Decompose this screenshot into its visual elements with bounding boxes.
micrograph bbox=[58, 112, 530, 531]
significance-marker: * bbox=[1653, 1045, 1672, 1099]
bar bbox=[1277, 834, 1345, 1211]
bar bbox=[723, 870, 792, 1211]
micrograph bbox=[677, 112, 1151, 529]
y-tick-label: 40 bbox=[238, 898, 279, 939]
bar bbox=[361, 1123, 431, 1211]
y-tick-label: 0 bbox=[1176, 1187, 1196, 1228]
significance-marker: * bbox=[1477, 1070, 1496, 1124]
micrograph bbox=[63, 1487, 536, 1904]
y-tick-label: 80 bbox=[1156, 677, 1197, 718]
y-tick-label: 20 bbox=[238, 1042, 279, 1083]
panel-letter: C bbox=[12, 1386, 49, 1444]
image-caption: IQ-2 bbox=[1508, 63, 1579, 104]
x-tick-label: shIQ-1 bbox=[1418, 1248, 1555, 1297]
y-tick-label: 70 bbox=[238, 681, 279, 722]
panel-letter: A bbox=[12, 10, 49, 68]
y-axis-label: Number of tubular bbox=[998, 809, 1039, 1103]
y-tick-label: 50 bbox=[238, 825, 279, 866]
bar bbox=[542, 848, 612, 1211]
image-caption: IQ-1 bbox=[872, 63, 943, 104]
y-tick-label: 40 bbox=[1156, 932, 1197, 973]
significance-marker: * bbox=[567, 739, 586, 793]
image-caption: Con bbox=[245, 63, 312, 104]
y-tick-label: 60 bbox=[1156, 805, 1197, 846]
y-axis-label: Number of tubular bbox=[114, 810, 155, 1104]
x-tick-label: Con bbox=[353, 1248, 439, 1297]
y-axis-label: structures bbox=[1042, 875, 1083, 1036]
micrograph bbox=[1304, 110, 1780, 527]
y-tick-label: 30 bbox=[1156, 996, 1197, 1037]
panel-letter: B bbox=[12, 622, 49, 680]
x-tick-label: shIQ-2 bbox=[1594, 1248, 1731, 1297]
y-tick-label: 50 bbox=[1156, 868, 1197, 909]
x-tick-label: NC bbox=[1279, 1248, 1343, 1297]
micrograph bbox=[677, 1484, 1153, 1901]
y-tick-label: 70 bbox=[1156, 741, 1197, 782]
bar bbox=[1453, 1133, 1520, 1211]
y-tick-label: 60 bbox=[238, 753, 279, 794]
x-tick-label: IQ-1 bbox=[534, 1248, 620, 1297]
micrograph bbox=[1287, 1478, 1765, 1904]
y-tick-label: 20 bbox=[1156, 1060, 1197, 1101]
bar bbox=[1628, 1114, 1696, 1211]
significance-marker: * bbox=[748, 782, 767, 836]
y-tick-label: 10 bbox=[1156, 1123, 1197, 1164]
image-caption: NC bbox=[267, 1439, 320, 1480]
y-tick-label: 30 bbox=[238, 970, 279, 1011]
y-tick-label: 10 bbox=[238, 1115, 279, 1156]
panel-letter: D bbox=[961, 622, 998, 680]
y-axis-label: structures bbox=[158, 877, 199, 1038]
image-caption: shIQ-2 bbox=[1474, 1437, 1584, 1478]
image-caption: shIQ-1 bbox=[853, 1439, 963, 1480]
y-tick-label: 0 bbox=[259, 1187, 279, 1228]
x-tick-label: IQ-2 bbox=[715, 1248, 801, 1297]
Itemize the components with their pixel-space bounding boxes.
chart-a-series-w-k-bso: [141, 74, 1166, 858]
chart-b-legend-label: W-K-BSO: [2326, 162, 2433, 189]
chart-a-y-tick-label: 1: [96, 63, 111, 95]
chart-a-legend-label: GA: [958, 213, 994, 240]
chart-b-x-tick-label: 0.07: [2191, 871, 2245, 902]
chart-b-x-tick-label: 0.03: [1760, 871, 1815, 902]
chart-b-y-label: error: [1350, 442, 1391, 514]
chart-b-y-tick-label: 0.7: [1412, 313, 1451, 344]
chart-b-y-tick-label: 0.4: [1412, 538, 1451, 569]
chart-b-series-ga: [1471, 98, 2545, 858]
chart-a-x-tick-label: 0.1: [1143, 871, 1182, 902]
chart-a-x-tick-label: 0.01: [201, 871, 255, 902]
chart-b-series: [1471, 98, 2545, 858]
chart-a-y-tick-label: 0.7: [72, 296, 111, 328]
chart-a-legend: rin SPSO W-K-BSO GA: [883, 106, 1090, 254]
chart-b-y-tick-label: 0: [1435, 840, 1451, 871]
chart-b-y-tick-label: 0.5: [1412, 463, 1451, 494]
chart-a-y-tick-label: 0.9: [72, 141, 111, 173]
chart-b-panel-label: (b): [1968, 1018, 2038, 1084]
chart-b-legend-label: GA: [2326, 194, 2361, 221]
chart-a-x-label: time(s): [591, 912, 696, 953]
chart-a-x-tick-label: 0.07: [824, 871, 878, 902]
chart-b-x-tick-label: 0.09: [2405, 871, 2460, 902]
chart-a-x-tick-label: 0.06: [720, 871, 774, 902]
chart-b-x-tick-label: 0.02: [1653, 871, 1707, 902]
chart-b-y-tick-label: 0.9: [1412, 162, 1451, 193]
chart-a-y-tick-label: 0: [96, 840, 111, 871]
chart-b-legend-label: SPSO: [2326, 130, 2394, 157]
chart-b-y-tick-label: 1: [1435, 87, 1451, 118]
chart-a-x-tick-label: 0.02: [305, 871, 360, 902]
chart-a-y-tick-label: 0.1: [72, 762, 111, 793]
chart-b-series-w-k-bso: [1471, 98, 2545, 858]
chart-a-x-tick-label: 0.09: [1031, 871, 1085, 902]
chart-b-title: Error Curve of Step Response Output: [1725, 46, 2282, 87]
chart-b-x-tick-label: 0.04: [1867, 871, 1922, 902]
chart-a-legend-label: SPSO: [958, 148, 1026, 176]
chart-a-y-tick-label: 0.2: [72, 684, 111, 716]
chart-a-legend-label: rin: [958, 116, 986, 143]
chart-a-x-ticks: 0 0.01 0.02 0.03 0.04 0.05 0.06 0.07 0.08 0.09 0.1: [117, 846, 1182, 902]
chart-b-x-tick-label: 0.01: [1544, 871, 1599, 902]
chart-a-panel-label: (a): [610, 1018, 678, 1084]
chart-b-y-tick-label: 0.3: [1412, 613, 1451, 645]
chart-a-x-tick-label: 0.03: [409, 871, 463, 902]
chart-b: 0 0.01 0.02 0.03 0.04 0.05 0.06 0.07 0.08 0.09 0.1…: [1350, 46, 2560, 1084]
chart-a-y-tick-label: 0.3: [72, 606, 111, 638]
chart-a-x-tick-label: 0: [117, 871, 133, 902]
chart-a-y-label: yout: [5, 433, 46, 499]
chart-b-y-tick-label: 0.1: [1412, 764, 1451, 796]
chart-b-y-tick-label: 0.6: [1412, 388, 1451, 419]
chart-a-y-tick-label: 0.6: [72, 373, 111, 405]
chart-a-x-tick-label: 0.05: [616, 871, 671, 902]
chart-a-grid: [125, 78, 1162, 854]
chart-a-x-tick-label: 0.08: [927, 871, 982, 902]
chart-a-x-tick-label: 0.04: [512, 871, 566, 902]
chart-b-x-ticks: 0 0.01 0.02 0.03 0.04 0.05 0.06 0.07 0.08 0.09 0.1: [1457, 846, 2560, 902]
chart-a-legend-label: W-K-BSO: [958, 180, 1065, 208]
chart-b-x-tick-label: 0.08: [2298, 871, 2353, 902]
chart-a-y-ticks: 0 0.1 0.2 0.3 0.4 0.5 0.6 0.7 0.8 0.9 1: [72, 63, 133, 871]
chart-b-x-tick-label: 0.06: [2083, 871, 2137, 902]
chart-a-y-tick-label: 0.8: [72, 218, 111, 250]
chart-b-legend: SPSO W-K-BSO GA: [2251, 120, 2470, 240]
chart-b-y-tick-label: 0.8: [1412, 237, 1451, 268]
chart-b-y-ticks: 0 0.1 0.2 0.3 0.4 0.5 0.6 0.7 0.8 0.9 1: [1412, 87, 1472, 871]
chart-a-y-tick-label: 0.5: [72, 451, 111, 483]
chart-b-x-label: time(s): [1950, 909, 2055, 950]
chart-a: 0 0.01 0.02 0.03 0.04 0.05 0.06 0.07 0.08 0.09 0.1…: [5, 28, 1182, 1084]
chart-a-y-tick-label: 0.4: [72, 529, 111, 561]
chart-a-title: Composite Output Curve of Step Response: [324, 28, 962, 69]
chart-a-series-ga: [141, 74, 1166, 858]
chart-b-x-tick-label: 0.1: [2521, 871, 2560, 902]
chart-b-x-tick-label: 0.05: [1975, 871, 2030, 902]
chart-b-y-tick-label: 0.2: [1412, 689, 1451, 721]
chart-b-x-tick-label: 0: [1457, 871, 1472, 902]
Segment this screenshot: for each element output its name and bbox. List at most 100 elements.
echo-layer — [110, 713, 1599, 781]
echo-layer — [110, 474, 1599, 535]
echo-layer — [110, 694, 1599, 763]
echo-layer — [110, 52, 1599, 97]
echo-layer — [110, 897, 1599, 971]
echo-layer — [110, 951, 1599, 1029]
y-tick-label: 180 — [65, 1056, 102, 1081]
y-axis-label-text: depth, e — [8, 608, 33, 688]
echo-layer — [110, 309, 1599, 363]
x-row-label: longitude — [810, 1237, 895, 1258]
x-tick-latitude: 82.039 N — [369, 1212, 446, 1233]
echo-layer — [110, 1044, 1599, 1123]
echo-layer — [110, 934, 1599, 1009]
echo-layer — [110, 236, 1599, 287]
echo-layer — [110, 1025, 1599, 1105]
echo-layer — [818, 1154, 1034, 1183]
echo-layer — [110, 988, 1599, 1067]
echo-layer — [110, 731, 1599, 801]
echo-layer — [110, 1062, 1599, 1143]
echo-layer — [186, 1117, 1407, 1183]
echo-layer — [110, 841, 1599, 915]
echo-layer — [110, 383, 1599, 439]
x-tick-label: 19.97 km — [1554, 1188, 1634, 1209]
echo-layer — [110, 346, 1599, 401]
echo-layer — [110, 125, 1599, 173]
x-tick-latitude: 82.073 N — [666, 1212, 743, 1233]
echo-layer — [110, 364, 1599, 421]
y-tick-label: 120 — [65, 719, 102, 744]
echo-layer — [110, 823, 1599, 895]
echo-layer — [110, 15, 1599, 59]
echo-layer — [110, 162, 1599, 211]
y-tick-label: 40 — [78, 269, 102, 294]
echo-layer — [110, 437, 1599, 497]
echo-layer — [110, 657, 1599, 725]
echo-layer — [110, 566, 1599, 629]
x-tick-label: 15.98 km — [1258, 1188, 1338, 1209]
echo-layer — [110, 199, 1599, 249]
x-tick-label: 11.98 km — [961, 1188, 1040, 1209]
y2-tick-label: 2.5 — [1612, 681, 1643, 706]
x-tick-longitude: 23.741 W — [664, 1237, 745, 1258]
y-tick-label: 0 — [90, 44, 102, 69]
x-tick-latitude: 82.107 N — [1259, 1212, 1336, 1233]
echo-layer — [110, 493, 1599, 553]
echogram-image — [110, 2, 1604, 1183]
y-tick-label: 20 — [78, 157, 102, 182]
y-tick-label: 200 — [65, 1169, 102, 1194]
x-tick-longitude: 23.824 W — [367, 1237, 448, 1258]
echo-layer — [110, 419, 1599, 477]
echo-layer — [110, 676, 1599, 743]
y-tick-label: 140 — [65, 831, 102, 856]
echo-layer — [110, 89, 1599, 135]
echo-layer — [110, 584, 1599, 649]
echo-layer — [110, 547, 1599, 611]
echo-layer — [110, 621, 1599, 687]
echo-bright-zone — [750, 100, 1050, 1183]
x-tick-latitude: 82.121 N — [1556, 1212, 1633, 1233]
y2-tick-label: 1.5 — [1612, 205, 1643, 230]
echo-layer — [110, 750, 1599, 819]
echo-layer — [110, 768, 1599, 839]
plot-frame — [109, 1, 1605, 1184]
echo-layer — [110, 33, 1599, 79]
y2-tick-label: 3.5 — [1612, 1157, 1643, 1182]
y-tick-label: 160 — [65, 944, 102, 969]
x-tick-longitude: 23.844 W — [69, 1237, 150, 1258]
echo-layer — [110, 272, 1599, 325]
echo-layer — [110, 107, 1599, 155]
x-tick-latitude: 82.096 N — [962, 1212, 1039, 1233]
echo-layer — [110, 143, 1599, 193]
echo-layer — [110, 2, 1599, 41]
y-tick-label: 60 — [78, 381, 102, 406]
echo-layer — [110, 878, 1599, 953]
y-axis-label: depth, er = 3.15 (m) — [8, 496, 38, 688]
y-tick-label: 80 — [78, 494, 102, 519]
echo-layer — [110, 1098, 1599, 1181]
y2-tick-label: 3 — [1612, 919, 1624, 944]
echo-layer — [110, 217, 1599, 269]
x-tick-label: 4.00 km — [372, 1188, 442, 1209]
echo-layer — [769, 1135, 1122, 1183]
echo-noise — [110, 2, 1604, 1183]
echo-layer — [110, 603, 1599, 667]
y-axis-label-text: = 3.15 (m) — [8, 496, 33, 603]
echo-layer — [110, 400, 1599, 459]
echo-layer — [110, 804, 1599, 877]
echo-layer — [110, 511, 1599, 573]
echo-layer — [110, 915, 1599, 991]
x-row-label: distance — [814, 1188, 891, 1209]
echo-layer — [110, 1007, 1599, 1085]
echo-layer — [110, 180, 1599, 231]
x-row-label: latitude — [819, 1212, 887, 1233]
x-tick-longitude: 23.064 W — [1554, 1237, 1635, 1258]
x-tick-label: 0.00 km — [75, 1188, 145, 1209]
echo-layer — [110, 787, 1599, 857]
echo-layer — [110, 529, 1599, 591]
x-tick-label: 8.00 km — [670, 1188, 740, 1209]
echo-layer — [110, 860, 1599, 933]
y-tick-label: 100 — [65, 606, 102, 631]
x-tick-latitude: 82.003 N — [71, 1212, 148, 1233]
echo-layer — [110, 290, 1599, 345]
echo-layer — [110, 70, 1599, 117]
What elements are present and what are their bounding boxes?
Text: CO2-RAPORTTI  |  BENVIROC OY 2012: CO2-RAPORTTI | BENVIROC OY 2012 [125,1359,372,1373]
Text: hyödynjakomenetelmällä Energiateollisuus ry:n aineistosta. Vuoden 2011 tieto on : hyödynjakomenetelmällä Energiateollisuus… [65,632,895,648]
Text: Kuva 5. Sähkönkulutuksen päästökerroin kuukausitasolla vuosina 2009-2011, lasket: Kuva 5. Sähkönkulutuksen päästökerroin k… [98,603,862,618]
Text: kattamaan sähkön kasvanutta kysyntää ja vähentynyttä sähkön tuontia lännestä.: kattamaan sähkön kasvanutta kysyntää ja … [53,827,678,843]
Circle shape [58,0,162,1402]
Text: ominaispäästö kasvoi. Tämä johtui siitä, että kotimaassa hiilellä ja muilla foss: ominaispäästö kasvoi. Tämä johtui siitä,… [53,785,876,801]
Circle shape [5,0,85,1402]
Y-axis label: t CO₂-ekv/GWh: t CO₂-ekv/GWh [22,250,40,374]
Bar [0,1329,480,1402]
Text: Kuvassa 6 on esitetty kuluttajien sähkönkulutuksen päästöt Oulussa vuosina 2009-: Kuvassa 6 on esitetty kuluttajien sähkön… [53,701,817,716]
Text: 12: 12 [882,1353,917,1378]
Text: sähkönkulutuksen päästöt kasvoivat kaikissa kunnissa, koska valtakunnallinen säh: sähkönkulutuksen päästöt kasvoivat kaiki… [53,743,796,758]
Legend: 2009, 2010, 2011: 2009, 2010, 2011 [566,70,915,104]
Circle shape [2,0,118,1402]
* * * *
- Exercise:
Return every line of the records that contains the word "boxes", treating uppercase and lowercase letters as different.

- Answer for this exercise:
Decompose this screenshot into its visual elements with bounding boxes.
Itemize the components with their pixel-space bounding boxes.
What elements are present and what are their bounding boxes?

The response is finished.